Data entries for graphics
┌────────

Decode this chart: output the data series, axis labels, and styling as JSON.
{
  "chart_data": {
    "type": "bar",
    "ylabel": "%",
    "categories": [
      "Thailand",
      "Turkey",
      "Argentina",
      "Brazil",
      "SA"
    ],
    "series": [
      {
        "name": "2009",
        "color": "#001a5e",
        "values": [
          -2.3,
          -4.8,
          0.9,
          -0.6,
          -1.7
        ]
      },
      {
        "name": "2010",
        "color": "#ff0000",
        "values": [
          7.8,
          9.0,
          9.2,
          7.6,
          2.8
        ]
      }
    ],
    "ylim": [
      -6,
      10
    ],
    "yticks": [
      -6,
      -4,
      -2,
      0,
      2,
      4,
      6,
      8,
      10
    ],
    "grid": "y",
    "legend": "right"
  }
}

└────────

Given request: All the data must be duplicated exactly, with nothing added or removed.

Output for this exercise:
Decode this chart: output the data series, axis labels, and styling as JSON.
{
  "chart_data": {
    "type": "bar",
    "ylabel": "%",
    "categories": [
      "Thailand",
      "Turkey",
      "Argentina",
      "Brazil",
      "SA"
    ],
    "series": [
      {
        "name": "2009",
        "color": "#001a5e",
        "values": [
          -2.3,
          -4.8,
          0.9,
          -0.6,
          -1.7
        ]
      },
      {
        "name": "2010",
        "color": "#ff0000",
        "values": [
          7.8,
          9.0,
          9.2,
          7.6,
          2.8
        ]
      }
    ],
    "ylim": [
      -6,
      10
    ],
    "yticks": [
      -6,
      -4,
      -2,
      0,
      2,
      4,
      6,
      8,
      10
    ],
    "grid": "y",
    "legend": "right"
  }
}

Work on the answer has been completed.